Wherever the word "JSON" turns up in a line of the entries, copy that line.

[Start Records for the task]

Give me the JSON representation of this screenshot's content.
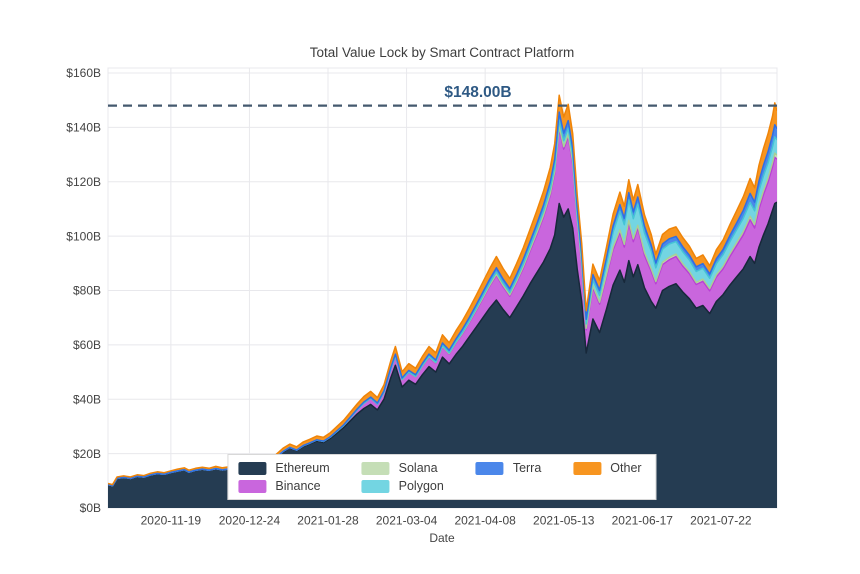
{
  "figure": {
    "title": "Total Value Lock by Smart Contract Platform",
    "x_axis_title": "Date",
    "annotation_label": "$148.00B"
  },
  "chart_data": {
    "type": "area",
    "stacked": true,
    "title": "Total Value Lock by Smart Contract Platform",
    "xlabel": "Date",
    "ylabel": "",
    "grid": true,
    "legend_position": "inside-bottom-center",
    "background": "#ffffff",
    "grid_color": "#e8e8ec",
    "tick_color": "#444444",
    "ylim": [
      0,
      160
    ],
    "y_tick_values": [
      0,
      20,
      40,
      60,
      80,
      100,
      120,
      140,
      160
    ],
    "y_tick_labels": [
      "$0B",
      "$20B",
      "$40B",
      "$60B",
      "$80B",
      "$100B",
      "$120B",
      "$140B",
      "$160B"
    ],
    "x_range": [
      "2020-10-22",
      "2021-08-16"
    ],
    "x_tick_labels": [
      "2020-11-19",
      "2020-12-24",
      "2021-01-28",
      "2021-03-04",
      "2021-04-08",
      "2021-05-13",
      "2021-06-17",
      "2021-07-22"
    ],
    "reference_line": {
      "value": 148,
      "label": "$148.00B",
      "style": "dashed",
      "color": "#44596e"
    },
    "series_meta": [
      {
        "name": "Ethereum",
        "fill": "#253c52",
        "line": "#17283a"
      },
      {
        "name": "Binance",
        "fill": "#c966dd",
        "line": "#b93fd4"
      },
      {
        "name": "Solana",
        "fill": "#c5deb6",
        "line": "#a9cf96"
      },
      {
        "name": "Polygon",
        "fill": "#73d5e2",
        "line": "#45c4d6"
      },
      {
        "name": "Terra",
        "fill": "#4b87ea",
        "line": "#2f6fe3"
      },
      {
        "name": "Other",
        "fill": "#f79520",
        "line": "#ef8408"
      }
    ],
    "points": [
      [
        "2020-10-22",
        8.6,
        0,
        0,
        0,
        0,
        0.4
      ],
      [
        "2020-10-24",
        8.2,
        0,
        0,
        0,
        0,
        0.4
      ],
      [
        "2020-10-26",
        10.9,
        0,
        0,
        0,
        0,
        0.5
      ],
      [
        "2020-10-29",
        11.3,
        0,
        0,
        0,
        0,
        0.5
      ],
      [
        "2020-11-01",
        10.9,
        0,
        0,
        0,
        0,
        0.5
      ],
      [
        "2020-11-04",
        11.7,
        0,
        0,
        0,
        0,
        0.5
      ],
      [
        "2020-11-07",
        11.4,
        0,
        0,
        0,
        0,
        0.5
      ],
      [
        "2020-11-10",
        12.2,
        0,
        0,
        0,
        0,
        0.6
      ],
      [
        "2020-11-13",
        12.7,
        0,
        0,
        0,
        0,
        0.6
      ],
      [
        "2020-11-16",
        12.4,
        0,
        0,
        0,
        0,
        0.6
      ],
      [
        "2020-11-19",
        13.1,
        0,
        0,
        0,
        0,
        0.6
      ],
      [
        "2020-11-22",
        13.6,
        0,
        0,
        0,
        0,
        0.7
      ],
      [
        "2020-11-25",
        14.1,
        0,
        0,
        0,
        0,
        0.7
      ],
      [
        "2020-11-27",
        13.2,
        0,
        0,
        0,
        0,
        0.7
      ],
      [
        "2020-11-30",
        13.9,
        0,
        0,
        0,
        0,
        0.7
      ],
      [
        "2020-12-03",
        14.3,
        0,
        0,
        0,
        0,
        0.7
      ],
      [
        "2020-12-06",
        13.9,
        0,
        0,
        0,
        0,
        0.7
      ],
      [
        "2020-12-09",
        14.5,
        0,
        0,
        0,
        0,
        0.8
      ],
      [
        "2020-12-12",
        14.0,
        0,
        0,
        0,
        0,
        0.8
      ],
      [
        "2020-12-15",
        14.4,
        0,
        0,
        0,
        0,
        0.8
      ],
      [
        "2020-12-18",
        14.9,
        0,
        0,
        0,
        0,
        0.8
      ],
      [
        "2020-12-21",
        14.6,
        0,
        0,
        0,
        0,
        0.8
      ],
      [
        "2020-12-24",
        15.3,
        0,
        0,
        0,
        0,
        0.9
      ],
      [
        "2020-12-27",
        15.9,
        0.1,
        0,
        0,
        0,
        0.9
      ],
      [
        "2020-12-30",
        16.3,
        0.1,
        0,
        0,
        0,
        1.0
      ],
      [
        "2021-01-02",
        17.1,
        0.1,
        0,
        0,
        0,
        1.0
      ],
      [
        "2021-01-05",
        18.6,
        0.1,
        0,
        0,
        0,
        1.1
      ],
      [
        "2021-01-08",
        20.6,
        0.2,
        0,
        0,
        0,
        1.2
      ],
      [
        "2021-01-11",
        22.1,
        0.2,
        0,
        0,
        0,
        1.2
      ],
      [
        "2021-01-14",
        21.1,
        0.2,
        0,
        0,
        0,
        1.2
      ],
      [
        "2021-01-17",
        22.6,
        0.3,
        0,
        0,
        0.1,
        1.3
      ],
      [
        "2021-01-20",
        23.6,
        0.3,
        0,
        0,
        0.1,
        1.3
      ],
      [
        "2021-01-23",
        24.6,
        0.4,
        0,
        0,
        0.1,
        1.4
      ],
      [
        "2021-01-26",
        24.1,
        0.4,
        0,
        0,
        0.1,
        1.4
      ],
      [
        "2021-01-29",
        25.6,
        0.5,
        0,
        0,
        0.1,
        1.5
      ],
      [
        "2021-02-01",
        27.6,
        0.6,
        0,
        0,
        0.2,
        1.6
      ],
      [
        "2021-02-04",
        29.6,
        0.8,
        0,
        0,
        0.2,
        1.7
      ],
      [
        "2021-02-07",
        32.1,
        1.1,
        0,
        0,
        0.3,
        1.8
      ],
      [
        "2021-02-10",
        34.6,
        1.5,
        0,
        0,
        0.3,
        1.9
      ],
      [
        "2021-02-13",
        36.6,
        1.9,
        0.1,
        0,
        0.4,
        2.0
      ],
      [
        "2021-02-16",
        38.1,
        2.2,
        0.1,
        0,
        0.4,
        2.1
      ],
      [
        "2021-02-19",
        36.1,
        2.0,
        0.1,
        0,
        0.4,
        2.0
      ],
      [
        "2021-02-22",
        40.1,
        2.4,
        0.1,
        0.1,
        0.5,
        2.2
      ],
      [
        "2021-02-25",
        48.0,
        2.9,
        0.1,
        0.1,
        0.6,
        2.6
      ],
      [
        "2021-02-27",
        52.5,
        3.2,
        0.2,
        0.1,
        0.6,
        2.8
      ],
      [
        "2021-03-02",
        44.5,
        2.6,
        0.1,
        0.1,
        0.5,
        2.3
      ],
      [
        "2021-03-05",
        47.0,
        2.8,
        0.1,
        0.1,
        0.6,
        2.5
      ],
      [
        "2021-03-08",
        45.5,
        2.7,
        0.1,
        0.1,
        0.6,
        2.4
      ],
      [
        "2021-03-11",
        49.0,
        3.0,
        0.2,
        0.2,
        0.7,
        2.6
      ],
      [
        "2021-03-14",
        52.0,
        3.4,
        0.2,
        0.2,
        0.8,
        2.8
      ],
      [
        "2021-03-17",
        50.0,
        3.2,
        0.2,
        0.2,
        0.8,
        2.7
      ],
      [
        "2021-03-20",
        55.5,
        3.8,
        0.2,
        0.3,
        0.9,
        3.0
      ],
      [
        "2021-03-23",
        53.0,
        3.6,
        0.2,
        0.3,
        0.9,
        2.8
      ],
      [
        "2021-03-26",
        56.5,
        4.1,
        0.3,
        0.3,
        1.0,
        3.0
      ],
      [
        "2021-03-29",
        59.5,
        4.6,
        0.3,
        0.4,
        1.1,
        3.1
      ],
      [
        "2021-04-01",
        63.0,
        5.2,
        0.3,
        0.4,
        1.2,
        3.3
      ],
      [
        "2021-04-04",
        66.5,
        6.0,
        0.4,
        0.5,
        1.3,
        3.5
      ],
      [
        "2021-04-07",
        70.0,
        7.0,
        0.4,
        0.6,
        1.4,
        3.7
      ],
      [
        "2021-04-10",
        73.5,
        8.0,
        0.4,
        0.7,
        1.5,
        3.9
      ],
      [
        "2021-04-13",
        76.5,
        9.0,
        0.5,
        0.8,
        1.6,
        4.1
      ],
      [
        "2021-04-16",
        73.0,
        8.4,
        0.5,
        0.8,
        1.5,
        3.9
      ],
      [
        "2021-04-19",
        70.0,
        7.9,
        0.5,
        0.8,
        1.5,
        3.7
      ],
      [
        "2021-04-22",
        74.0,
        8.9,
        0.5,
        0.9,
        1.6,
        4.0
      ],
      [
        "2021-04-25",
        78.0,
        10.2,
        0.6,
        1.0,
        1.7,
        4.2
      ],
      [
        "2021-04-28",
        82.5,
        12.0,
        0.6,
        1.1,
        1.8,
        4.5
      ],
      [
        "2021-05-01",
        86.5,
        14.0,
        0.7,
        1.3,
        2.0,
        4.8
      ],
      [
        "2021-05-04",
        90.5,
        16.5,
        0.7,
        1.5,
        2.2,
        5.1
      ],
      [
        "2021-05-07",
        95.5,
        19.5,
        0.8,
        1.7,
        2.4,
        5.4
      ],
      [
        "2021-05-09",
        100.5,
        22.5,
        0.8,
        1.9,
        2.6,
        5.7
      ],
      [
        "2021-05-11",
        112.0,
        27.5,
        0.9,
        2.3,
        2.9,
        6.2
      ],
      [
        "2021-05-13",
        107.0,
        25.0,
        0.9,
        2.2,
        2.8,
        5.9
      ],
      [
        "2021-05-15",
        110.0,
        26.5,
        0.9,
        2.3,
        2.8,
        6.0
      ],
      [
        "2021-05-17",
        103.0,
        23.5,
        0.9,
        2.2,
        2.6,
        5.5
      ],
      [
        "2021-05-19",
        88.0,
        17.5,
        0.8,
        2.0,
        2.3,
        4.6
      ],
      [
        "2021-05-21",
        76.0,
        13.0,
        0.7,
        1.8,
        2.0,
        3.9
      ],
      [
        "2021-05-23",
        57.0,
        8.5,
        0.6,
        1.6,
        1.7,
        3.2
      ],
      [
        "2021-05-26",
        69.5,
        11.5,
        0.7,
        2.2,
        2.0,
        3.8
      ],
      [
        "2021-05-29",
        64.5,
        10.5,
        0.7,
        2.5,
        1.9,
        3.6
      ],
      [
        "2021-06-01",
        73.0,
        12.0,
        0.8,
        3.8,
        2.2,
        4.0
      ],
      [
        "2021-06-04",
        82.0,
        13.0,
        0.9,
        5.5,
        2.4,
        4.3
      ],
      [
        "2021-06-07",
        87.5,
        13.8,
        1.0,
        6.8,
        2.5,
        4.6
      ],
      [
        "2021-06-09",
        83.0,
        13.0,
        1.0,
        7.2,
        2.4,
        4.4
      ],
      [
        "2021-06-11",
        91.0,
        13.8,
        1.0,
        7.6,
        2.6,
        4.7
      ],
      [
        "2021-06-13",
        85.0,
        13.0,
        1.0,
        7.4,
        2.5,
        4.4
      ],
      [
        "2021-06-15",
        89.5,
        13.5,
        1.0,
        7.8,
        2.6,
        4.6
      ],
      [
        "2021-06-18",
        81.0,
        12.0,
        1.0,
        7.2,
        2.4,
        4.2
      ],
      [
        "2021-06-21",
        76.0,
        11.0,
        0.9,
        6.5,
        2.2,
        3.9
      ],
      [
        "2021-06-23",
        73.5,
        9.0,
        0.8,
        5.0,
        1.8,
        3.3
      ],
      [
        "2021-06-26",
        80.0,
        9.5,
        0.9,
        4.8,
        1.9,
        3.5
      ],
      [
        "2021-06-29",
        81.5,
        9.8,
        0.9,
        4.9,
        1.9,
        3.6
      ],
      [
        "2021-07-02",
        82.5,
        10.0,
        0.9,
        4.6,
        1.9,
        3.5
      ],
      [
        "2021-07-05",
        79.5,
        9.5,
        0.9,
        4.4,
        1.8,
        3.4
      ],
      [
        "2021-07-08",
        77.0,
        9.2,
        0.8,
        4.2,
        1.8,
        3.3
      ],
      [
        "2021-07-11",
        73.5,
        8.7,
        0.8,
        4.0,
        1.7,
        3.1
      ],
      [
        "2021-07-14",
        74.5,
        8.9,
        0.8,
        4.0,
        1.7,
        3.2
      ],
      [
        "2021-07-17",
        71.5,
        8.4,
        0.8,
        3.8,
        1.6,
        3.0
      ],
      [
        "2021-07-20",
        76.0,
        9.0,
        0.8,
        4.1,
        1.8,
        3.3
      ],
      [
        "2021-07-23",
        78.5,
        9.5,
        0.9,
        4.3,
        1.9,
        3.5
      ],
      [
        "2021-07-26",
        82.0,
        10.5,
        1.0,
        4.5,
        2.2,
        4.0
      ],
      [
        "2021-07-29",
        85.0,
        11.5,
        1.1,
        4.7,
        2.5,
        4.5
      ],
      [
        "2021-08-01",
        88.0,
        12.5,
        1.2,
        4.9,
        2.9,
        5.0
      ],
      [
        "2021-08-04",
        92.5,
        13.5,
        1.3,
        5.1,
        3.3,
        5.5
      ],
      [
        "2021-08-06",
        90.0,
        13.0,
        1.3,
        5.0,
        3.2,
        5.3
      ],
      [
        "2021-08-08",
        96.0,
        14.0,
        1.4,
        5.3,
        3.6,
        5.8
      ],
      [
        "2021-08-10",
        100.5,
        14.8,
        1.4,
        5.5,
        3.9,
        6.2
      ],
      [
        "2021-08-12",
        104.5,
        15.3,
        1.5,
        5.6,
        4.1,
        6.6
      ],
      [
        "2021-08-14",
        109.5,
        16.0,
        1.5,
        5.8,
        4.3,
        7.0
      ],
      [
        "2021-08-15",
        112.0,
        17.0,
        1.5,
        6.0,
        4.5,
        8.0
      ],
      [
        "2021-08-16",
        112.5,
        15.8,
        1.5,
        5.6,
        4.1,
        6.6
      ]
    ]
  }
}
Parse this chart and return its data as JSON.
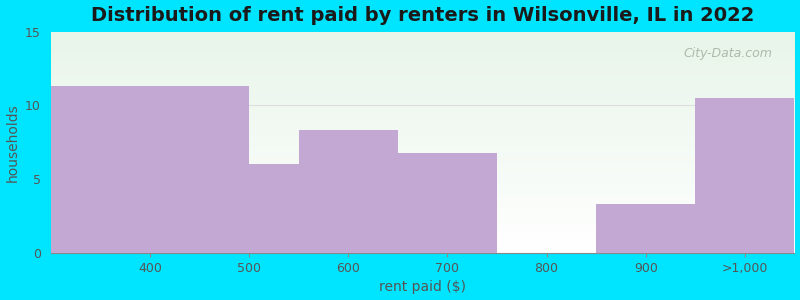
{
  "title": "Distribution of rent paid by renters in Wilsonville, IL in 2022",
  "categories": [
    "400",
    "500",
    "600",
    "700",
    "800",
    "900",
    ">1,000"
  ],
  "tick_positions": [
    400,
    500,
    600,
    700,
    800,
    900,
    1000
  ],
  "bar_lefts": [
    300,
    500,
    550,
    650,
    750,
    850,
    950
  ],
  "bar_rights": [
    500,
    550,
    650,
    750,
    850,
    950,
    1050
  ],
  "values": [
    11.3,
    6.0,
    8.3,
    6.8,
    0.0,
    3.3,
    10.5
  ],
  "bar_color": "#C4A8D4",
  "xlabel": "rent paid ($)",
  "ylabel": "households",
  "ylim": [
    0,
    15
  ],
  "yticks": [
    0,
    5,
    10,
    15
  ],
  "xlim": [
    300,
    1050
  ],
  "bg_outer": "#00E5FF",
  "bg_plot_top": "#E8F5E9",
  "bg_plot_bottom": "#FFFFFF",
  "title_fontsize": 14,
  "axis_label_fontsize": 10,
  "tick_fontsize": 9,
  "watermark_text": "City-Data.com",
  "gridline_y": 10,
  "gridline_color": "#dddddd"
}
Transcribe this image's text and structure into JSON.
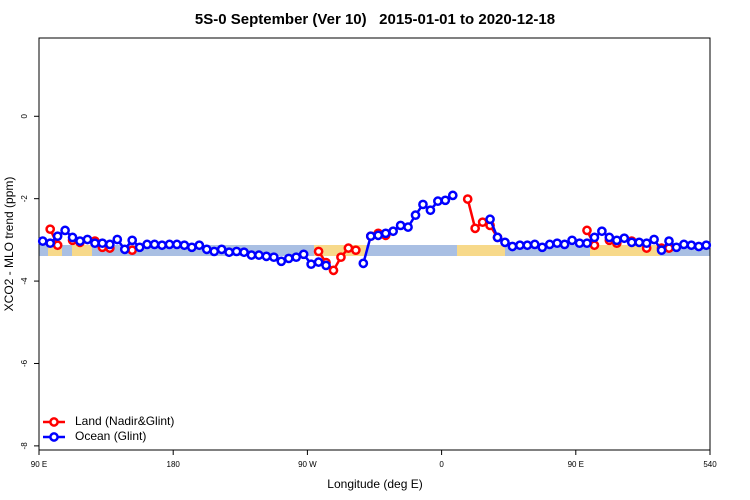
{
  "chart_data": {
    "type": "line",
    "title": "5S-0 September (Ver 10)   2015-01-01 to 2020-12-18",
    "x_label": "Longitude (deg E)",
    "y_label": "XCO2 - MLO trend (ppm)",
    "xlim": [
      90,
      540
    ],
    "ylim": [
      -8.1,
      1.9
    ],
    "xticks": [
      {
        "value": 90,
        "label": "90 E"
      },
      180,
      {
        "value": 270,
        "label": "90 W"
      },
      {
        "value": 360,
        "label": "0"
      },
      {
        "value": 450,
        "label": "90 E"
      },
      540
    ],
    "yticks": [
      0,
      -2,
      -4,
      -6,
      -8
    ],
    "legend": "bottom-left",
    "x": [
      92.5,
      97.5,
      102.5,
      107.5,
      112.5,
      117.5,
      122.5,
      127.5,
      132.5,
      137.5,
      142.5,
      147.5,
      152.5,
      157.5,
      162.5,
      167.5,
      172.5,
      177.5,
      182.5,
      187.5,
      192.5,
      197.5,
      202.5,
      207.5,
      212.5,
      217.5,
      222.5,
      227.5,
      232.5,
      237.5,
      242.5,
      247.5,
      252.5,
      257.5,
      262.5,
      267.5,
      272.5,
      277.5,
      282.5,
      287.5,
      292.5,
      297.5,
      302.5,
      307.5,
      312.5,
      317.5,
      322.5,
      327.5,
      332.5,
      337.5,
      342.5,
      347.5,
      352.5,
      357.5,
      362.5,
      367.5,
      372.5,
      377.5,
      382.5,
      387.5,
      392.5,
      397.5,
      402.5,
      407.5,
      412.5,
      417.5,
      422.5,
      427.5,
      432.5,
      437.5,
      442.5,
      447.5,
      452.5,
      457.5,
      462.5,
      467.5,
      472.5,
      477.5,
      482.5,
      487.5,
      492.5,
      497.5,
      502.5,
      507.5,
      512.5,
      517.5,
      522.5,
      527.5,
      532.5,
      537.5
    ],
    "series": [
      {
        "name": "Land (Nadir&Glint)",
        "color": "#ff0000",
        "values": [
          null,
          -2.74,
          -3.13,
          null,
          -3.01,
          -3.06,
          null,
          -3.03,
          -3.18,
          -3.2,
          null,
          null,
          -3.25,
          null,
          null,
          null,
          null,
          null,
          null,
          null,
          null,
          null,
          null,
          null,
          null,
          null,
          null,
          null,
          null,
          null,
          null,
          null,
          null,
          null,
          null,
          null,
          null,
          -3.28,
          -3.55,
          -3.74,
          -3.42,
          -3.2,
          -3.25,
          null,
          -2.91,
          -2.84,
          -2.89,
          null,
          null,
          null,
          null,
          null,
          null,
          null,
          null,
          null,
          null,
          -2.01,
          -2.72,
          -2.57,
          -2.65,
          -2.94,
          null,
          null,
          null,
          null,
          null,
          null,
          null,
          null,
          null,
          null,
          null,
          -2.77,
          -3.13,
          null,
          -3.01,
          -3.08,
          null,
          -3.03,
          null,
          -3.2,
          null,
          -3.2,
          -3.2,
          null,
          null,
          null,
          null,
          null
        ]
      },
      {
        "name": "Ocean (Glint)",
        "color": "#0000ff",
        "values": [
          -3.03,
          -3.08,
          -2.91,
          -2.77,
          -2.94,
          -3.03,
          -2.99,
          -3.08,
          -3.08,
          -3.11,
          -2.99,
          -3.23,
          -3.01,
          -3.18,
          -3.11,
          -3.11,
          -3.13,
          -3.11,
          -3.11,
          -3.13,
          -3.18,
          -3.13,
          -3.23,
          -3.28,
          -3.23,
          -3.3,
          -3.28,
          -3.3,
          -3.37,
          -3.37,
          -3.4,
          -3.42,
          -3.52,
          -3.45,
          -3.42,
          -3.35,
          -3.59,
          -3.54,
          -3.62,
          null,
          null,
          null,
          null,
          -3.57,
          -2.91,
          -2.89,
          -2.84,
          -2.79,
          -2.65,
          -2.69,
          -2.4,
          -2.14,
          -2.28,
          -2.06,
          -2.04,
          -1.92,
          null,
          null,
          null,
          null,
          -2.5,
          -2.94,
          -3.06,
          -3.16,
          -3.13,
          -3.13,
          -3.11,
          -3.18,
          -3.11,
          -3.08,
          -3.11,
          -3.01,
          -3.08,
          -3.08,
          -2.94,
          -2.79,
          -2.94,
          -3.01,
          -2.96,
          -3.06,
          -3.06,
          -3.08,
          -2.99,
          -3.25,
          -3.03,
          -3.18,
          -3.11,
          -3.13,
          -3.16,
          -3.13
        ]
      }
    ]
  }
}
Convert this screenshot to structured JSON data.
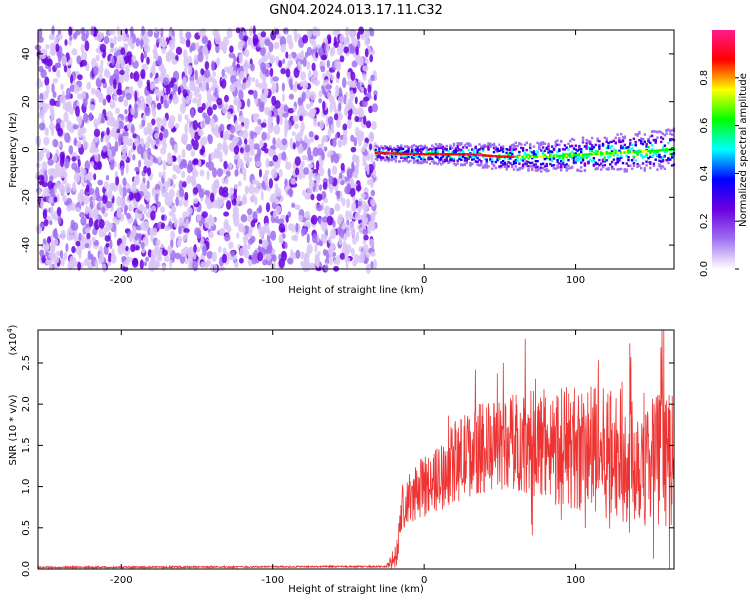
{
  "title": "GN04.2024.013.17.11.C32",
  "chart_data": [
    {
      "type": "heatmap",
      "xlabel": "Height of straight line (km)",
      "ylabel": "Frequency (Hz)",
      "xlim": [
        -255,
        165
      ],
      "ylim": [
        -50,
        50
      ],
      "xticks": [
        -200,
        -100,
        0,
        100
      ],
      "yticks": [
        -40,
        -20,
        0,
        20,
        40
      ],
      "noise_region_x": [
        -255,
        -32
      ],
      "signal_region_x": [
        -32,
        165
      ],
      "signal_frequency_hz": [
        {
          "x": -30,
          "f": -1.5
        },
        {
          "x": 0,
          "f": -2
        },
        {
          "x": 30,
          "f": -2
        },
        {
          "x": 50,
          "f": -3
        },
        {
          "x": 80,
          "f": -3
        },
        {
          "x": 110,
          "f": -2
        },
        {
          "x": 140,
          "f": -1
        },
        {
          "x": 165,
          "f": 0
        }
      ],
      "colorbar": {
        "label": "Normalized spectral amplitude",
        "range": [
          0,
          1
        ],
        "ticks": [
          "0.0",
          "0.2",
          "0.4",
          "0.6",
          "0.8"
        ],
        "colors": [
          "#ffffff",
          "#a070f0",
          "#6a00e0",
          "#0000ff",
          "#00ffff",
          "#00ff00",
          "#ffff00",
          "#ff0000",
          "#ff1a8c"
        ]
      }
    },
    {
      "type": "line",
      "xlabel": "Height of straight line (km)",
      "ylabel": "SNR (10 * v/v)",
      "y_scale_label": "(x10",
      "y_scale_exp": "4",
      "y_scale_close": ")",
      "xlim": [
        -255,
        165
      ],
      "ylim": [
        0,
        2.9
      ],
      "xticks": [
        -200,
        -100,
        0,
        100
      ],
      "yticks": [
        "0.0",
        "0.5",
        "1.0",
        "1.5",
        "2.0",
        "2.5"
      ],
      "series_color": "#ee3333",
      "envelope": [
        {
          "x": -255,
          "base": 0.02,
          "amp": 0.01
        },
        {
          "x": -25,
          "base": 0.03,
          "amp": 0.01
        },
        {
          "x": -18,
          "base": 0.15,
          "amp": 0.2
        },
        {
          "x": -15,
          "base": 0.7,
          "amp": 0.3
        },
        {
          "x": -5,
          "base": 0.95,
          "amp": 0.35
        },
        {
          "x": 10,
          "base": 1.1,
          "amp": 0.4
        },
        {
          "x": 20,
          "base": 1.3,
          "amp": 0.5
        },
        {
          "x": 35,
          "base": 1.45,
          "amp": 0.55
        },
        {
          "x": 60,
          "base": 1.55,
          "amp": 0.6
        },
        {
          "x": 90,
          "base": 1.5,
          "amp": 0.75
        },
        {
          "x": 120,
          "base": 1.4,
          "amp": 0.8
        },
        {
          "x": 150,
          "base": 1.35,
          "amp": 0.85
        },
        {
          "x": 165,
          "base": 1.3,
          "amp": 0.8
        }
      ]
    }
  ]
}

[End Records for the task]

## Task output
Give me the JSON representation of this screenshot's content.
Parse this chart and return its data as JSON.
Transcribe this image's text and structure into JSON.
Convert this screenshot to structured JSON data.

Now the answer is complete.